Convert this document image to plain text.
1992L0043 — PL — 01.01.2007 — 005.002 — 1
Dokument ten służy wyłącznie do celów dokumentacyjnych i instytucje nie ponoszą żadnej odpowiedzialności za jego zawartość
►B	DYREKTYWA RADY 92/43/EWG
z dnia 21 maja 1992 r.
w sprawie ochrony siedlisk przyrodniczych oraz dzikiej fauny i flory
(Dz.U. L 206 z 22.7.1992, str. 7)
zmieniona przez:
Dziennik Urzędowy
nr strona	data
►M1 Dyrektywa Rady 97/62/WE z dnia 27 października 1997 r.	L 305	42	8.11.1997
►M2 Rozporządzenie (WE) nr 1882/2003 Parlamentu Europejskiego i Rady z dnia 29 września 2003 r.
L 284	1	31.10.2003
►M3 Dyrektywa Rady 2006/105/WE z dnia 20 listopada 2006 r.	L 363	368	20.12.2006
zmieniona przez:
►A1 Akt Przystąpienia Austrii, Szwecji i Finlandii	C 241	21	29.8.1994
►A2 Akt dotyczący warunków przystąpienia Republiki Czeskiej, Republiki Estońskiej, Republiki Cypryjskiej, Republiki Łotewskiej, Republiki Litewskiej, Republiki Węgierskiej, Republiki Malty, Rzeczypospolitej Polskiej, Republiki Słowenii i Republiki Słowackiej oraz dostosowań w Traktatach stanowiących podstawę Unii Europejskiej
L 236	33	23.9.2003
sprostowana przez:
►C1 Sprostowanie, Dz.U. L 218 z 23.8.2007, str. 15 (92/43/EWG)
-=-=-
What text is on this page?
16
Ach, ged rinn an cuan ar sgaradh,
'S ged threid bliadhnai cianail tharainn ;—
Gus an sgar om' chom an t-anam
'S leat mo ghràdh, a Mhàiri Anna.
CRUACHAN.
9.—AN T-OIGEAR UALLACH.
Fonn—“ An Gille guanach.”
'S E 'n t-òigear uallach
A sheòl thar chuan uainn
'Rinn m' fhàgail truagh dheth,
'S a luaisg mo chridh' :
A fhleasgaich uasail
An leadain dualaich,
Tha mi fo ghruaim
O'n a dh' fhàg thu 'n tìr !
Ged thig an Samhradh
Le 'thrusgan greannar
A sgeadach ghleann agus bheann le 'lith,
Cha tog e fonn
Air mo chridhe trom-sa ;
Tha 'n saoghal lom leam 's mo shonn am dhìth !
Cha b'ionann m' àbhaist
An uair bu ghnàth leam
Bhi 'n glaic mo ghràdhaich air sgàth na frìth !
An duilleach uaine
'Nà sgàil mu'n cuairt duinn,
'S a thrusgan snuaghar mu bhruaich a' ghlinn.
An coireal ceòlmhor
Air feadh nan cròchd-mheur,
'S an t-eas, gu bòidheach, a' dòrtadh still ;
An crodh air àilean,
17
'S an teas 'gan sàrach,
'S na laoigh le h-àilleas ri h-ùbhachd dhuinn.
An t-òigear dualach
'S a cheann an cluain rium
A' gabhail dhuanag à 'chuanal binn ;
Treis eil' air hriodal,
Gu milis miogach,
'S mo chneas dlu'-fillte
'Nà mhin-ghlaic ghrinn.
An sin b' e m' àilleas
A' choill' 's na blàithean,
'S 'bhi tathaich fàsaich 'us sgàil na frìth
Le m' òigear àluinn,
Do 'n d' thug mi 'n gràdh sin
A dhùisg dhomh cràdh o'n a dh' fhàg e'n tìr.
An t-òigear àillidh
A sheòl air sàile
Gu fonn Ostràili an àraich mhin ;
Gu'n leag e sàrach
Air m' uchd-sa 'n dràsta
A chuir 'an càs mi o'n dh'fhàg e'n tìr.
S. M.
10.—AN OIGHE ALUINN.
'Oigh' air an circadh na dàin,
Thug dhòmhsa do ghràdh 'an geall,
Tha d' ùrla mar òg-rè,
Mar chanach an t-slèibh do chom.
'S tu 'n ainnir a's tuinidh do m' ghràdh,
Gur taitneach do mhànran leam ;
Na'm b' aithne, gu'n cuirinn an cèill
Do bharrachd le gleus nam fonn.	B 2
-=-=-
What the task asks
Extract every line above containing the word "mhin".

Solution for this problem
'Nà mhin-ghlaic ghrinn.
Gu fonn Ostràili an àraich mhin ;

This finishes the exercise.